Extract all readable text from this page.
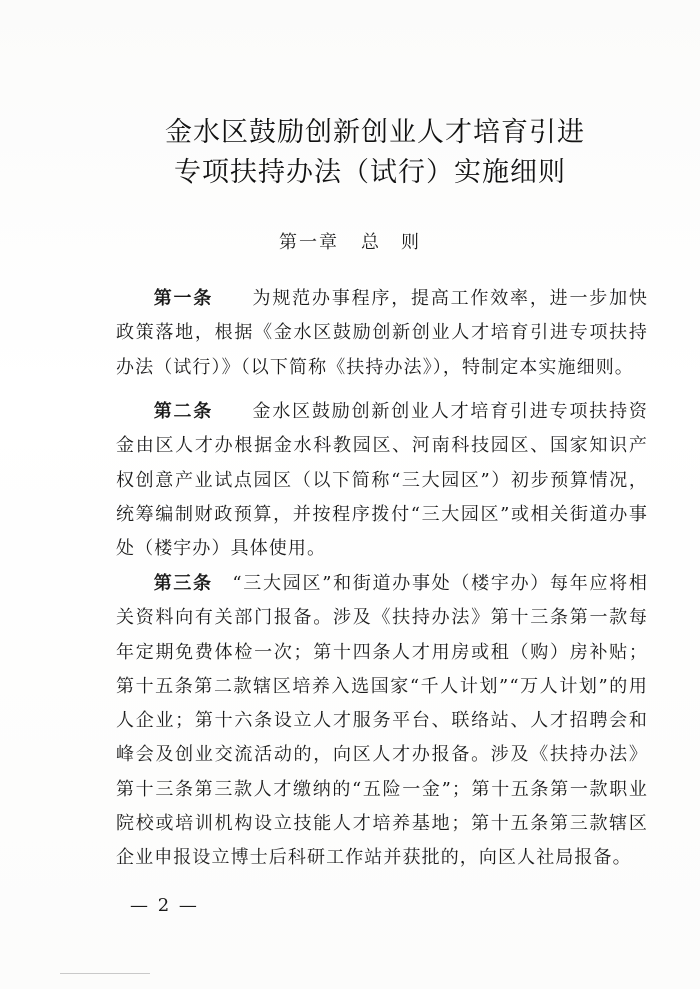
金水区鼓励创新创业人才培育引进
专项扶持办法（试行）实施细则
第一章 总　则
第一条　　 为规范办事程序，提高工作效率，进一步加快政策落地，根据《金水区鼓励创新创业人才培育引进专项扶持办法（试行）》（以下简称《扶持办法》），特制定本实施细则。
第二条　　 金水区鼓励创新创业人才培育引进专项扶持资金由区人才办根据金水科教园区、河南科技园区、国家知识产权创意产业试点园区（以下简称“三大园区”）初步预算情况，统筹编制财政预算，并按程序拨付“三大园区”或相关街道办事处（楼宇办）具体使用。
第三条　 “三大园区”和街道办事处（楼宇办）每年应将相关资料向有关部门报备。涉及《扶持办法》第十三条第一款每年定期免费体检一次；第十四条人才用房或租（购）房补贴；第十五条第二款辖区培养入选国家“千人计划”“万人计划”的用人企业；第十六条设立人才服务平台、联络站、人才招聘会和峰会及创业交流活动的，向区人才办报备。涉及《扶持办法》第十三条第三款人才缴纳的“五险一金”；第十五条第一款职业院校或培训机构设立技能人才培养基地；第十五条第三款辖区企业申报设立博士后科研工作站并获批的，向区人社局报备。
— 2 —
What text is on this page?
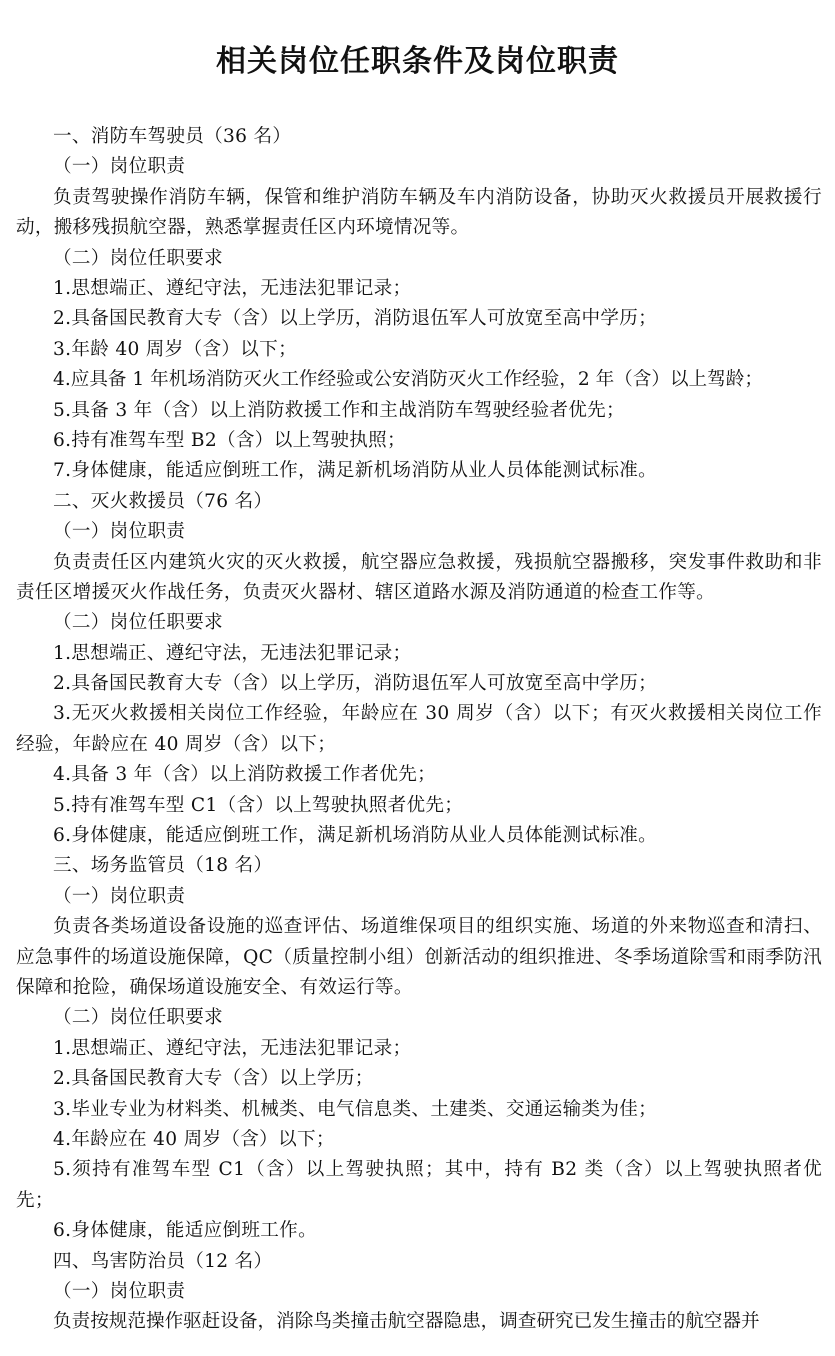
相关岗位任职条件及岗位职责
一、消防车驾驶员（36 名）
（一）岗位职责
负责驾驶操作消防车辆，保管和维护消防车辆及车内消防设备，协助灭火救援员开展救援行动，搬移残损航空器，熟悉掌握责任区内环境情况等。
（二）岗位任职要求
1.思想端正、遵纪守法，无违法犯罪记录；
2.具备国民教育大专（含）以上学历，消防退伍军人可放宽至高中学历；
3.年龄 40 周岁（含）以下；
4.应具备 1 年机场消防灭火工作经验或公安消防灭火工作经验，2 年（含）以上驾龄；
5.具备 3 年（含）以上消防救援工作和主战消防车驾驶经验者优先；
6.持有准驾车型 B2（含）以上驾驶执照；
7.身体健康，能适应倒班工作，满足新机场消防从业人员体能测试标准。
二、灭火救援员（76 名）
（一）岗位职责
负责责任区内建筑火灾的灭火救援，航空器应急救援，残损航空器搬移，突发事件救助和非责任区增援灭火作战任务，负责灭火器材、辖区道路水源及消防通道的检查工作等。
（二）岗位任职要求
1.思想端正、遵纪守法，无违法犯罪记录；
2.具备国民教育大专（含）以上学历，消防退伍军人可放宽至高中学历；
3.无灭火救援相关岗位工作经验，年龄应在 30 周岁（含）以下；有灭火救援相关岗位工作经验，年龄应在 40 周岁（含）以下；
4.具备 3 年（含）以上消防救援工作者优先；
5.持有准驾车型 C1（含）以上驾驶执照者优先；
6.身体健康，能适应倒班工作，满足新机场消防从业人员体能测试标准。
三、场务监管员（18 名）
（一）岗位职责
负责各类场道设备设施的巡查评估、场道维保项目的组织实施、场道的外来物巡查和清扫、应急事件的场道设施保障，QC（质量控制小组）创新活动的组织推进、冬季场道除雪和雨季防汛保障和抢险，确保场道设施安全、有效运行等。
（二）岗位任职要求
1.思想端正、遵纪守法，无违法犯罪记录；
2.具备国民教育大专（含）以上学历；
3.毕业专业为材料类、机械类、电气信息类、土建类、交通运输类为佳；
4.年龄应在 40 周岁（含）以下；
5.须持有准驾车型 C1（含）以上驾驶执照；其中，持有 B2 类（含）以上驾驶执照者优先；
6.身体健康，能适应倒班工作。
四、鸟害防治员（12 名）
（一）岗位职责
负责按规范操作驱赶设备，消除鸟类撞击航空器隐患，调查研究已发生撞击的航空器并
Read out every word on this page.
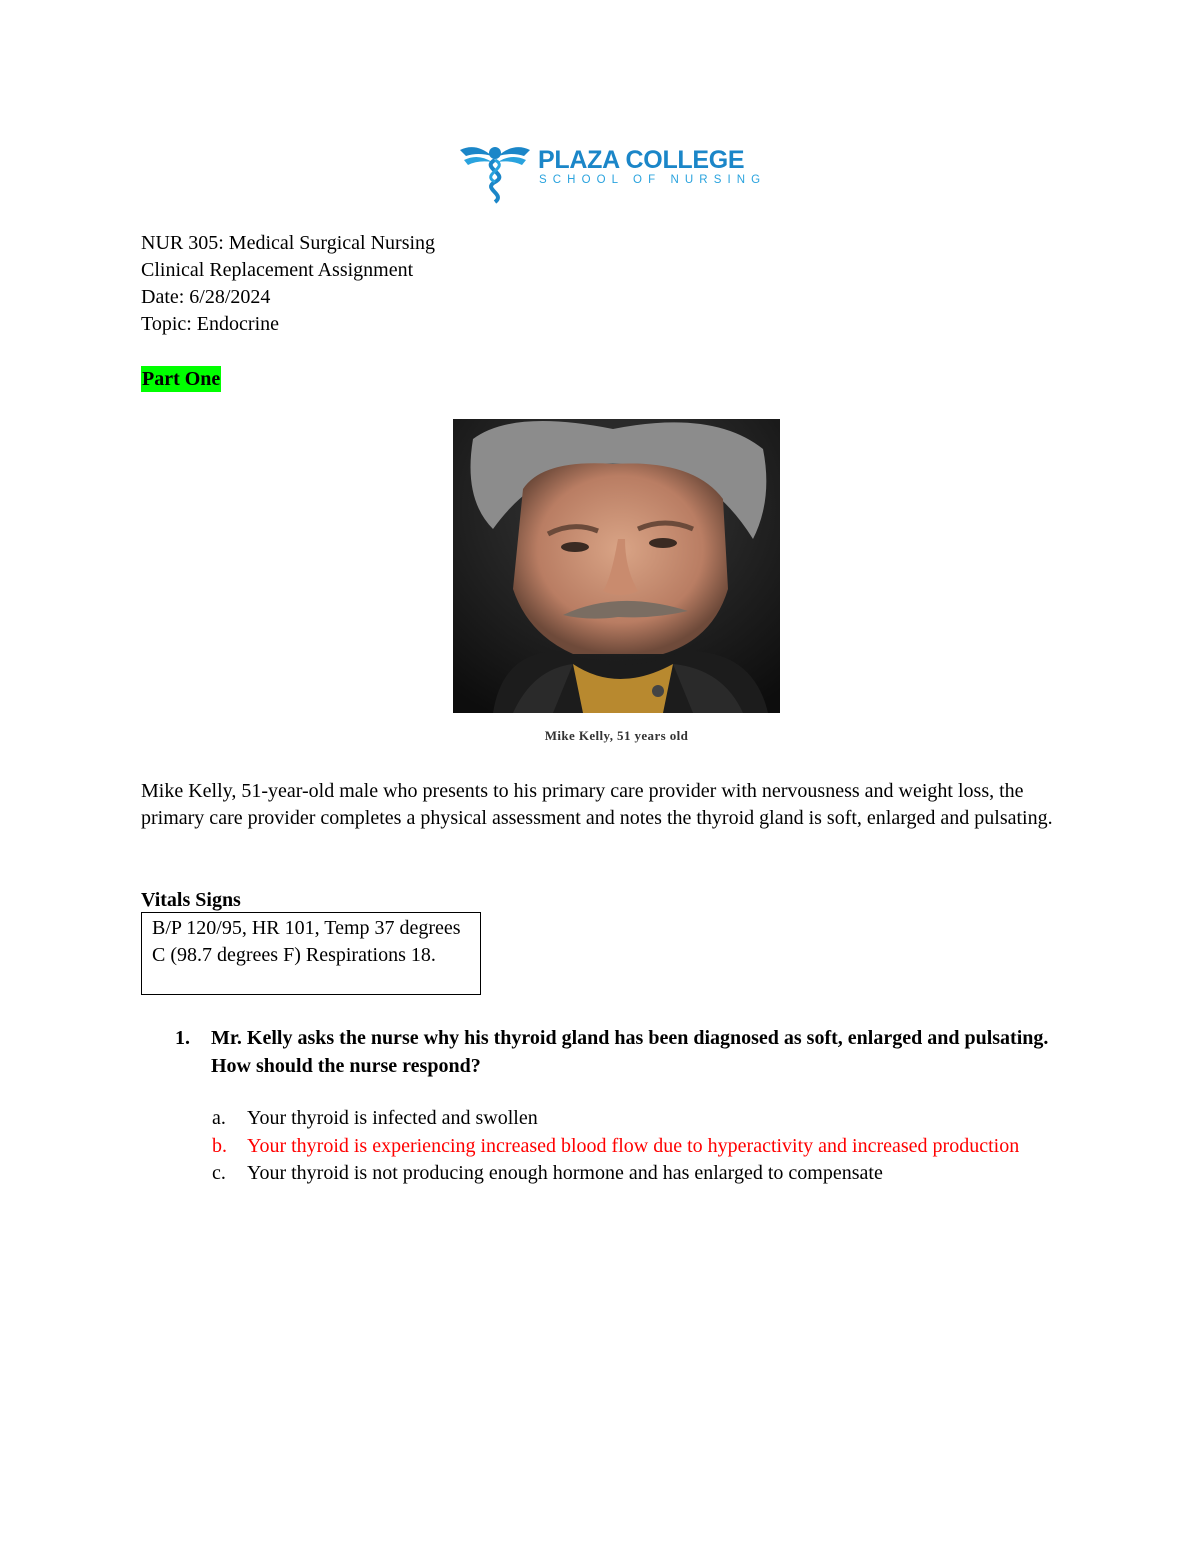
PLAZA COLLEGE
SCHOOL OF NURSING
NUR 305: Medical Surgical Nursing
Clinical Replacement Assignment
Date: 6/28/2024
Topic: Endocrine
Part One
Mike Kelly, 51 years old
Mike Kelly, 51-year-old male who presents to his primary care provider with nervousness and weight loss, the primary care provider completes a physical assessment and notes the thyroid gland is soft, enlarged and pulsating.
Vitals Signs
B/P 120/95, HR 101, Temp 37 degrees C (98.7 degrees F) Respirations 18.
1. Mr. Kelly asks the nurse why his thyroid gland has been diagnosed as soft, enlarged and pulsating. How should the nurse respond?
a. Your thyroid is infected and swollen
b. Your thyroid is experiencing increased blood flow due to hyperactivity and increased production
c. Your thyroid is not producing enough hormone and has enlarged to compensate
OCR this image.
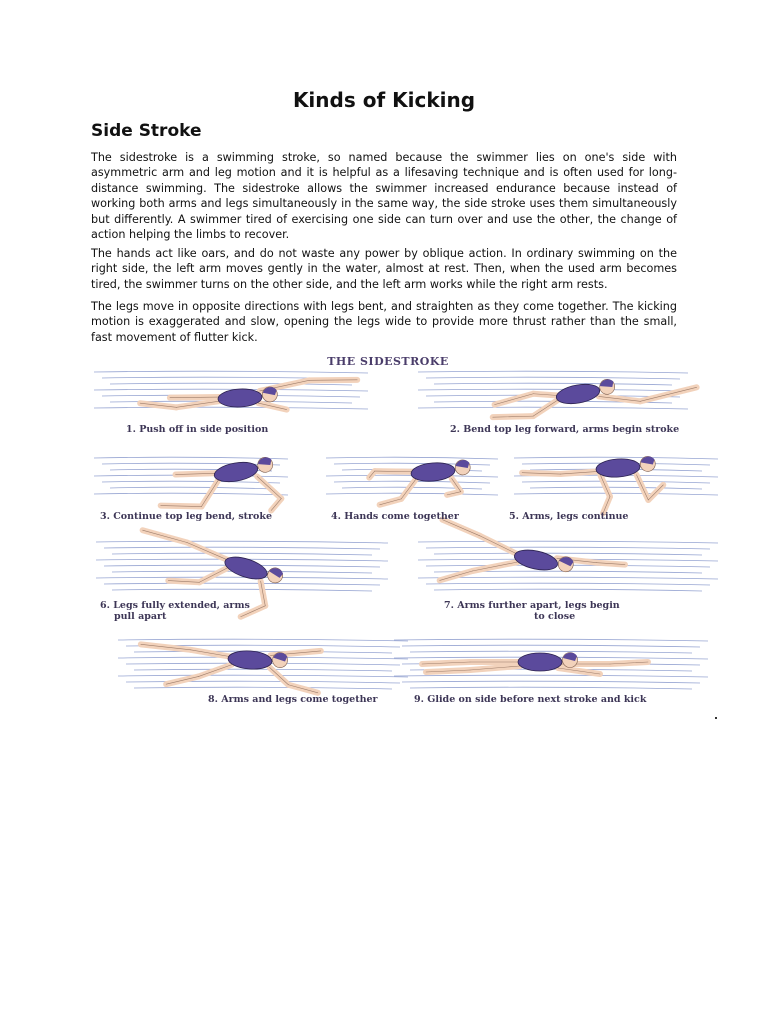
Kinds of Kicking
Side Stroke

The sidestroke is a swimming stroke, so named because the swimmer lies on one's side with asymmetric arm and leg motion and it is helpful as a lifesaving technique and is often used for long-distance swimming. The sidestroke allows the swimmer increased endurance because instead of working both arms and legs simultaneously in the same way, the side stroke uses them simultaneously but differently. A swimmer tired of exercising one side can turn over and use the other, the change of action helping the limbs to recover.

The hands act like oars, and do not waste any power by oblique action. In ordinary swimming on the right side, the left arm moves gently in the water, almost at rest. Then, when the used arm becomes tired, the swimmer turns on the other side, and the left arm works while the right arm rests.

The legs move in opposite directions with legs bent, and straighten as they come together. The kicking motion is exaggerated and slow, opening the legs wide to provide more thrust rather than the small, fast movement of flutter kick.

THE SIDESTROKE
1. Push off in side position	2. Bend top leg forward, arms begin stroke
3. Continue top leg bend, stroke	4. Hands come together	5. Arms, legs continue
6. Legs fully extended, arms
pull apart
7. Arms further apart, legs begin
to close
8. Arms and legs come together	9. Glide on side before next stroke and kick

§ AIM OF THE EXERCISE
Using the records above, copy every line that has the word "年龄应在" in it.

§ TASK OUTPUT
3.无灭火救援相关岗位工作经验，年龄应在 30 周岁（含）以下；有灭火救援相关岗位工作经验，年龄应在 40 周岁（含）以下；
4.年龄应在 40 周岁（含）以下；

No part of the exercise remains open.